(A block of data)
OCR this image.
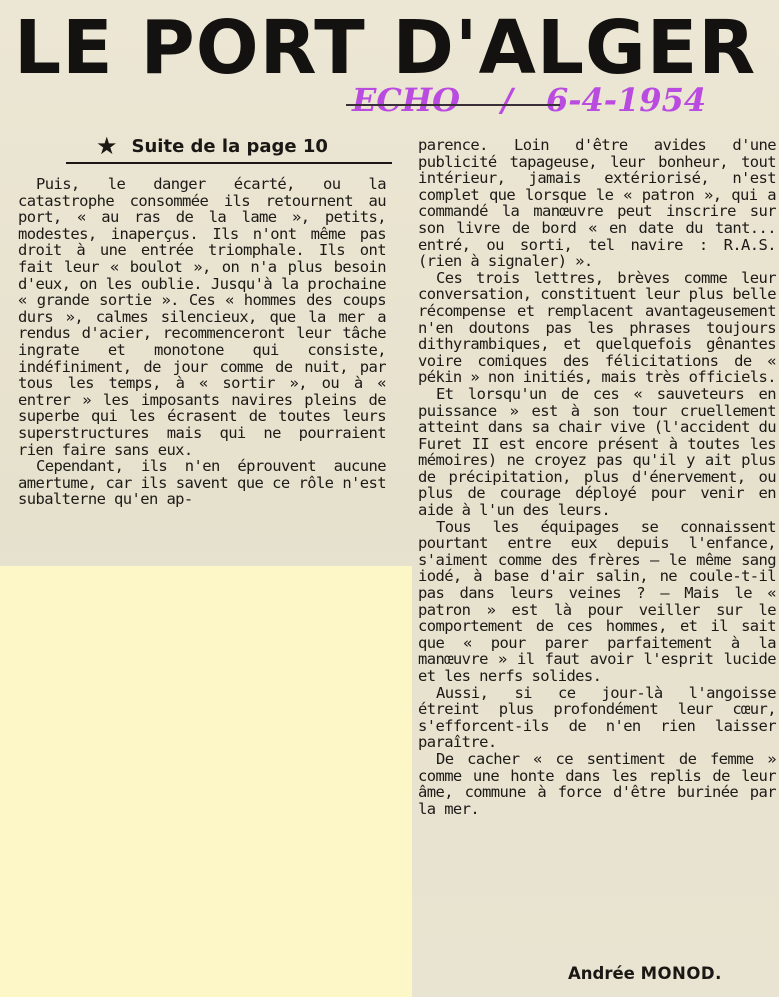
LE PORT D'ALGER
ECHO / 6-4-1954
★ Suite de la page 10

Puis, le danger écarté, ou la catastrophe consommée ils retournent au port, « au ras de la lame », petits, modestes, inaperçus. Ils n'ont même pas droit à une entrée triomphale. Ils ont fait leur « boulot », on n'a plus besoin d'eux, on les oublie. Jusqu'à la prochaine « grande sortie ». Ces « hommes des coups durs », calmes silencieux, que la mer a rendus d'acier, recommenceront leur tâche ingrate et monotone qui consiste, indéfiniment, de jour comme de nuit, par tous les temps, à « sortir », ou à « entrer » les imposants navires pleins de superbe qui les écrasent de toutes leurs superstructures mais qui ne pourraient rien faire sans eux.

Cependant, ils n'en éprouvent aucune amertume, car ils savent que ce rôle n'est subalterne qu'en ap-

parence. Loin d'être avides d'une publicité tapageuse, leur bonheur, tout intérieur, jamais extériorisé, n'est complet que lorsque le « patron », qui a commandé la manœuvre peut inscrire sur son livre de bord « en date du tant... entré, ou sorti, tel navire : R.A.S. (rien à signaler) ».

Ces trois lettres, brèves comme leur conversation, constituent leur plus belle récompense et remplacent avantageusement n'en doutons pas les phrases toujours dithyrambiques, et quelquefois gênantes voire comiques des félicitations de « pékin » non initiés, mais très officiels.

Et lorsqu'un de ces « sauveteurs en puissance » est à son tour cruellement atteint dans sa chair vive (l'accident du Furet II est encore présent à toutes les mémoires) ne croyez pas qu'il y ait plus de précipitation, plus d'énervement, ou plus de courage déployé pour venir en aide à l'un des leurs.

Tous les équipages se connaissent pourtant entre eux depuis l'enfance, s'aiment comme des frères — le même sang iodé, à base d'air salin, ne coule-t-il pas dans leurs veines ? — Mais le « patron » est là pour veiller sur le comportement de ces hommes, et il sait que « pour parer parfaitement à la manœuvre » il faut avoir l'esprit lucide et les nerfs solides.

Aussi, si ce jour-là l'angoisse étreint plus profondément leur cœur, s'efforcent-ils de n'en rien laisser paraître.

De cacher « ce sentiment de femme » comme une honte dans les replis de leur âme, commune à force d'être burinée par la mer.

Andrée MONOD.
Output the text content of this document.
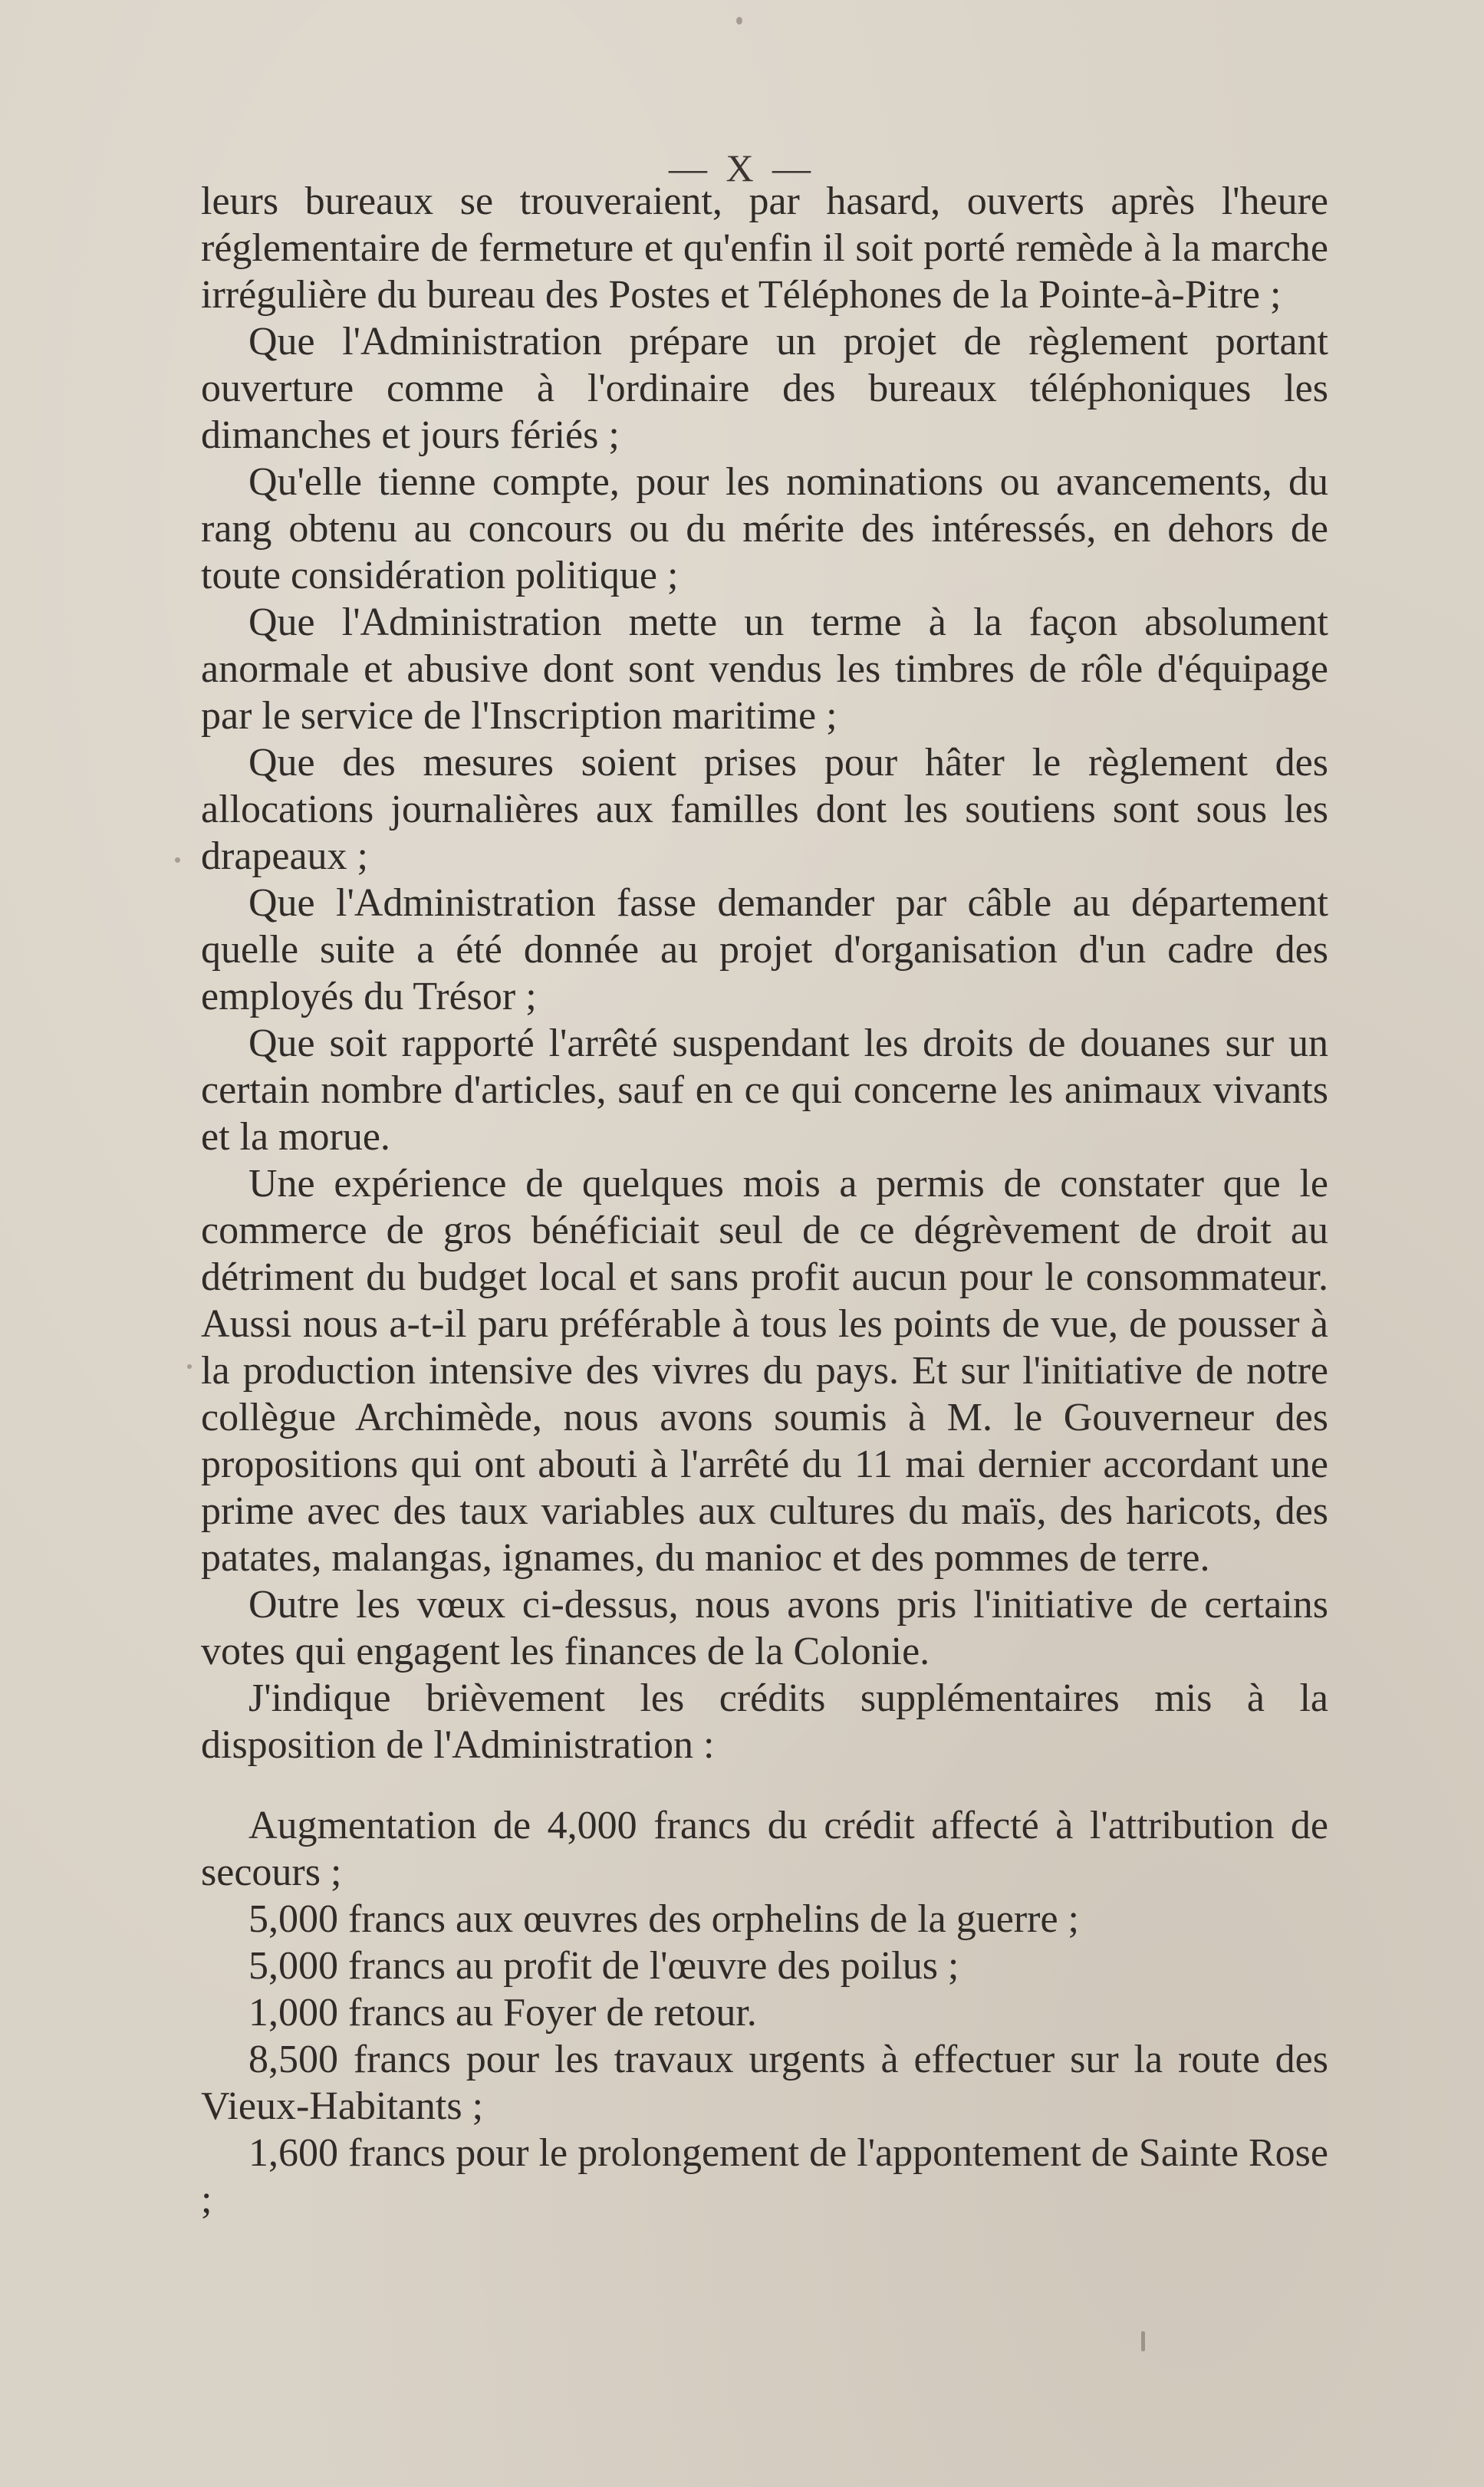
— X —

leurs bureaux se trouveraient, par hasard, ouverts après l'heure réglementaire de fermeture et qu'enfin il soit porté remède à la marche irrégulière du bureau des Postes et Téléphones de la Pointe-à-Pitre ;

Que l'Administration prépare un projet de règlement portant ouverture comme à l'ordinaire des bureaux téléphoniques les dimanches et jours fériés ;

Qu'elle tienne compte, pour les nominations ou avancements, du rang obtenu au concours ou du mérite des intéressés, en dehors de toute considération politique ;

Que l'Administration mette un terme à la façon absolument anormale et abusive dont sont vendus les timbres de rôle d'équipage par le service de l'Inscription maritime ;

Que des mesures soient prises pour hâter le règlement des allocations journalières aux familles dont les soutiens sont sous les drapeaux ;

Que l'Administration fasse demander par câble au département quelle suite a été donnée au projet d'organisation d'un cadre des employés du Trésor ;

Que soit rapporté l'arrêté suspendant les droits de douanes sur un certain nombre d'articles, sauf en ce qui concerne les animaux vivants et la morue.

Une expérience de quelques mois a permis de constater que le commerce de gros bénéficiait seul de ce dégrèvement de droit au détriment du budget local et sans profit aucun pour le consommateur. Aussi nous a-t-il paru préférable à tous les points de vue, de pousser à la production intensive des vivres du pays. Et sur l'initiative de notre collègue Archimède, nous avons soumis à M. le Gouverneur des propositions qui ont abouti à l'arrêté du 11 mai dernier accordant une prime avec des taux variables aux cultures du maïs, des haricots, des patates, malangas, ignames, du manioc et des pommes de terre.

Outre les vœux ci-dessus, nous avons pris l'initiative de certains votes qui engagent les finances de la Colonie.

J'indique brièvement les crédits supplémentaires mis à la disposition de l'Administration :

Augmentation de 4,000 francs du crédit affecté à l'attribution de secours ;

5,000 francs aux œuvres des orphelins de la guerre ;

5,000 francs au profit de l'œuvre des poilus ;

1,000 francs au Foyer de retour.

8,500 francs pour les travaux urgents à effectuer sur la route des Vieux-Habitants ;

1,600 francs pour le prolongement de l'appontement de Sainte Rose ;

#### Exercise instructions:
Exactly as written, return every line of the listing, but not the pictures.

#### Full response:
OCR this image.
LE PORT D'ALGER
ECHO / 6-4-1954
★ Suite de la page 10

Puis, le danger écarté, ou la catastrophe consommée ils retournent au port, « au ras de la lame », petits, modestes, inaperçus. Ils n'ont même pas droit à une entrée triomphale. Ils ont fait leur « boulot », on n'a plus besoin d'eux, on les oublie. Jusqu'à la prochaine « grande sortie ». Ces « hommes des coups durs », calmes silencieux, que la mer a rendus d'acier, recommenceront leur tâche ingrate et monotone qui consiste, indéfiniment, de jour comme de nuit, par tous les temps, à « sortir », ou à « entrer » les imposants navires pleins de superbe qui les écrasent de toutes leurs superstructures mais qui ne pourraient rien faire sans eux.

Cependant, ils n'en éprouvent aucune amertume, car ils savent que ce rôle n'est subalterne qu'en ap-

parence. Loin d'être avides d'une publicité tapageuse, leur bonheur, tout intérieur, jamais extériorisé, n'est complet que lorsque le « patron », qui a commandé la manœuvre peut inscrire sur son livre de bord « en date du tant... entré, ou sorti, tel navire : R.A.S. (rien à signaler) ».

Ces trois lettres, brèves comme leur conversation, constituent leur plus belle récompense et remplacent avantageusement n'en doutons pas les phrases toujours dithyrambiques, et quelquefois gênantes voire comiques des félicitations de « pékin » non initiés, mais très officiels.

Et lorsqu'un de ces « sauveteurs en puissance » est à son tour cruellement atteint dans sa chair vive (l'accident du Furet II est encore présent à toutes les mémoires) ne croyez pas qu'il y ait plus de précipitation, plus d'énervement, ou plus de courage déployé pour venir en aide à l'un des leurs.

Tous les équipages se connaissent pourtant entre eux depuis l'enfance, s'aiment comme des frères — le même sang iodé, à base d'air salin, ne coule-t-il pas dans leurs veines ? — Mais le « patron » est là pour veiller sur le comportement de ces hommes, et il sait que « pour parer parfaitement à la manœuvre » il faut avoir l'esprit lucide et les nerfs solides.

Aussi, si ce jour-là l'angoisse étreint plus profondément leur cœur, s'efforcent-ils de n'en rien laisser paraître.

De cacher « ce sentiment de femme » comme une honte dans les replis de leur âme, commune à force d'être burinée par la mer.

Andrée MONOD.
Output the text content of this document.
— X —

leurs bureaux se trouveraient, par hasard, ouverts après l'heure réglementaire de fermeture et qu'enfin il soit porté remède à la marche irrégulière du bureau des Postes et Téléphones de la Pointe-à-Pitre ;

Que l'Administration prépare un projet de règlement portant ouverture comme à l'ordinaire des bureaux téléphoniques les dimanches et jours fériés ;

Qu'elle tienne compte, pour les nominations ou avancements, du rang obtenu au concours ou du mérite des intéressés, en dehors de toute considération politique ;

Que l'Administration mette un terme à la façon absolument anormale et abusive dont sont vendus les timbres de rôle d'équipage par le service de l'Inscription maritime ;

Que des mesures soient prises pour hâter le règlement des allocations journalières aux familles dont les soutiens sont sous les drapeaux ;

Que l'Administration fasse demander par câble au département quelle suite a été donnée au projet d'organisation d'un cadre des employés du Trésor ;

Que soit rapporté l'arrêté suspendant les droits de douanes sur un certain nombre d'articles, sauf en ce qui concerne les animaux vivants et la morue.

Une expérience de quelques mois a permis de constater que le commerce de gros bénéficiait seul de ce dégrèvement de droit au détriment du budget local et sans profit aucun pour le consommateur. Aussi nous a-t-il paru préférable à tous les points de vue, de pousser à la production intensive des vivres du pays. Et sur l'initiative de notre collègue Archimède, nous avons soumis à M. le Gouverneur des propositions qui ont abouti à l'arrêté du 11 mai dernier accordant une prime avec des taux variables aux cultures du maïs, des haricots, des patates, malangas, ignames, du manioc et des pommes de terre.

Outre les vœux ci-dessus, nous avons pris l'initiative de certains votes qui engagent les finances de la Colonie.

J'indique brièvement les crédits supplémentaires mis à la disposition de l'Administration :

Augmentation de 4,000 francs du crédit affecté à l'attribution de secours ;

5,000 francs aux œuvres des orphelins de la guerre ;

5,000 francs au profit de l'œuvre des poilus ;

1,000 francs au Foyer de retour.

8,500 francs pour les travaux urgents à effectuer sur la route des Vieux-Habitants ;

1,600 francs pour le prolongement de l'appontement de Sainte Rose ;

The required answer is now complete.